PROBLEM STATEMENT> Output every line exactly as written. Leave out pictures.

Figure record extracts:
■ ■ ■ ■
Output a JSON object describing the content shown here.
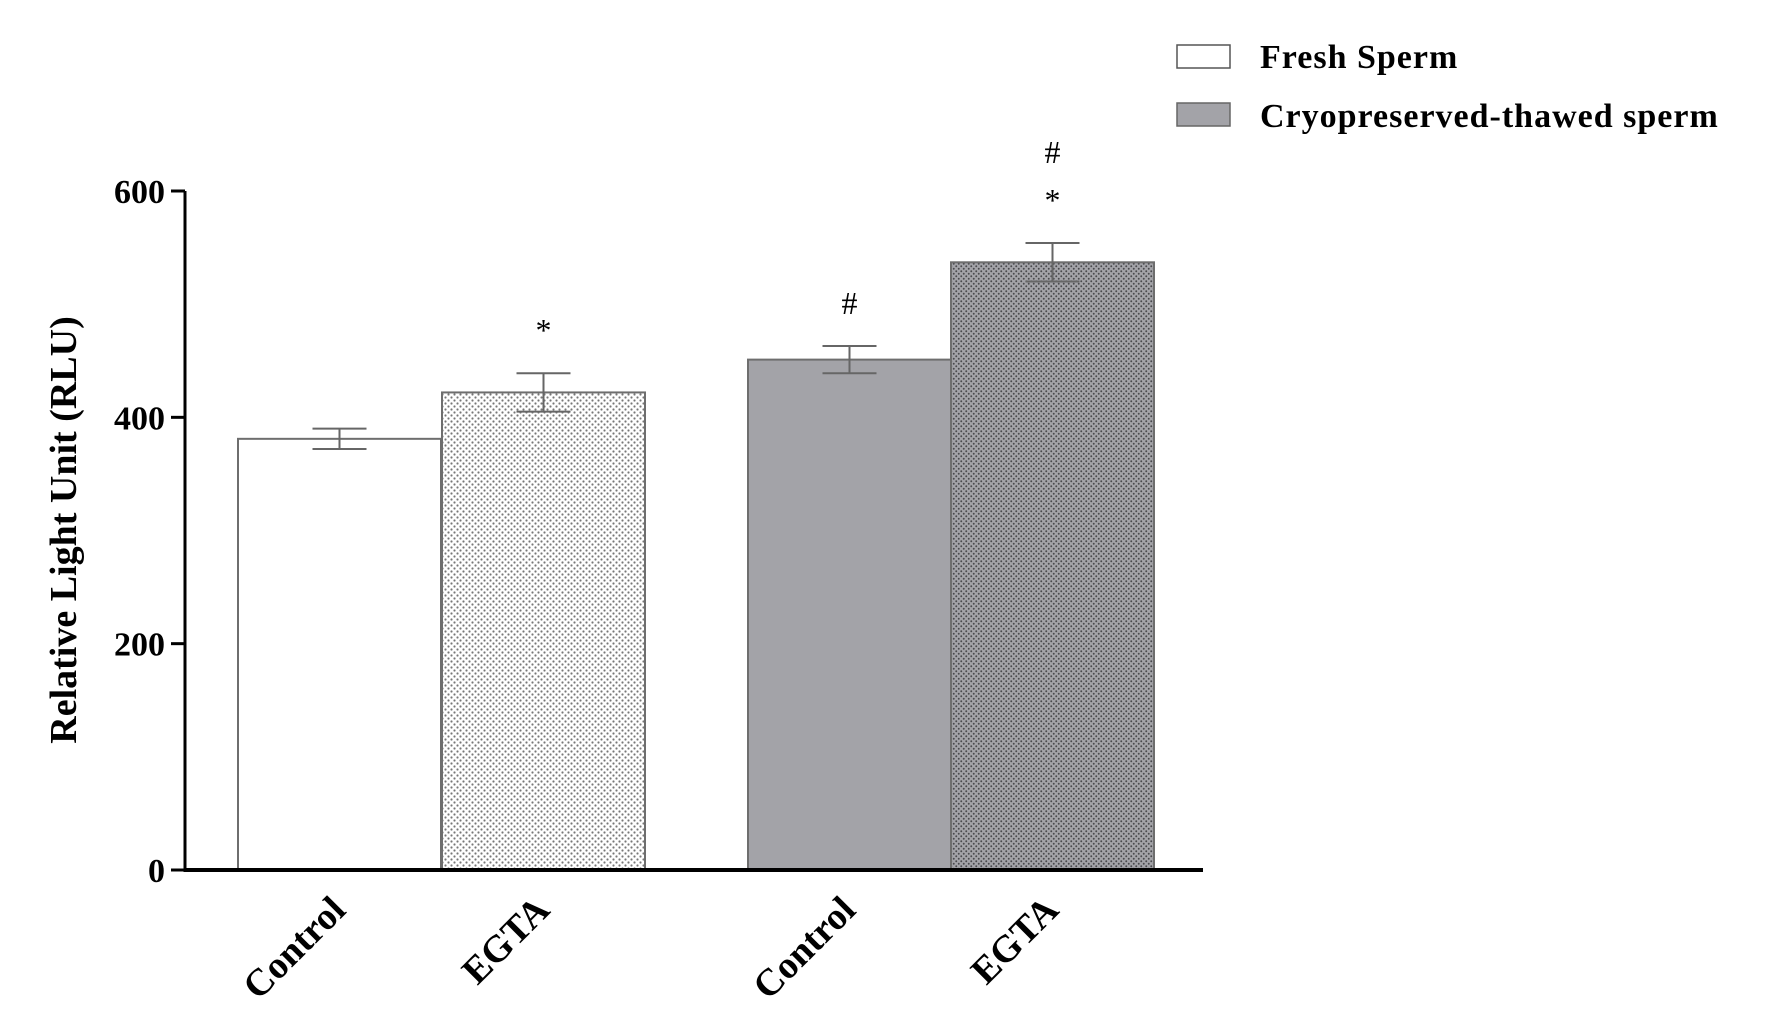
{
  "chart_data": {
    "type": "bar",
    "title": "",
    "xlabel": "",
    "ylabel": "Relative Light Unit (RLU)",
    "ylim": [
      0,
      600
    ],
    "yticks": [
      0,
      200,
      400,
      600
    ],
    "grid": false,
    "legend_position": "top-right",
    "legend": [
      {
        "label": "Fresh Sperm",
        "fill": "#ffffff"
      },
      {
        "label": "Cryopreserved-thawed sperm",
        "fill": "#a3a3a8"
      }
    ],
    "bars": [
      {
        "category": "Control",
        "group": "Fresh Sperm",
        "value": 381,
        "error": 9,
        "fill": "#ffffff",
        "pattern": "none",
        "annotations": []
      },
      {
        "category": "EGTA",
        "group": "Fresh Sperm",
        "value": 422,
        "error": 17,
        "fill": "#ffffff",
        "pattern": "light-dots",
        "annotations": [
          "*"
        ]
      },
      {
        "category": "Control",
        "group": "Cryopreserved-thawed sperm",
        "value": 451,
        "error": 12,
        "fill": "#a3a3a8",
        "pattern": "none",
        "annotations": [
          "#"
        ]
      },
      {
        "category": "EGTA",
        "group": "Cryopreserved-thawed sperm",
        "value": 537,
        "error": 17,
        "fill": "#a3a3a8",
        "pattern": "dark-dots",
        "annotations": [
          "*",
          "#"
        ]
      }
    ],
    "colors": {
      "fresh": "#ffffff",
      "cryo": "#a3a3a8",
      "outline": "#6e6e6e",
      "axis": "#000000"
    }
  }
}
■ ■ ■ ■
FULL SOLUTION>
Output a JSON object describing the content shown here.
{
  "chart_data": {
    "type": "bar",
    "title": "",
    "xlabel": "",
    "ylabel": "Relative Light Unit (RLU)",
    "ylim": [
      0,
      600
    ],
    "yticks": [
      0,
      200,
      400,
      600
    ],
    "grid": false,
    "legend_position": "top-right",
    "legend": [
      {
        "label": "Fresh Sperm",
        "fill": "#ffffff"
      },
      {
        "label": "Cryopreserved-thawed sperm",
        "fill": "#a3a3a8"
      }
    ],
    "bars": [
      {
        "category": "Control",
        "group": "Fresh Sperm",
        "value": 381,
        "error": 9,
        "fill": "#ffffff",
        "pattern": "none",
        "annotations": []
      },
      {
        "category": "EGTA",
        "group": "Fresh Sperm",
        "value": 422,
        "error": 17,
        "fill": "#ffffff",
        "pattern": "light-dots",
        "annotations": [
          "*"
        ]
      },
      {
        "category": "Control",
        "group": "Cryopreserved-thawed sperm",
        "value": 451,
        "error": 12,
        "fill": "#a3a3a8",
        "pattern": "none",
        "annotations": [
          "#"
        ]
      },
      {
        "category": "EGTA",
        "group": "Cryopreserved-thawed sperm",
        "value": 537,
        "error": 17,
        "fill": "#a3a3a8",
        "pattern": "dark-dots",
        "annotations": [
          "*",
          "#"
        ]
      }
    ],
    "colors": {
      "fresh": "#ffffff",
      "cryo": "#a3a3a8",
      "outline": "#6e6e6e",
      "axis": "#000000"
    }
  }
}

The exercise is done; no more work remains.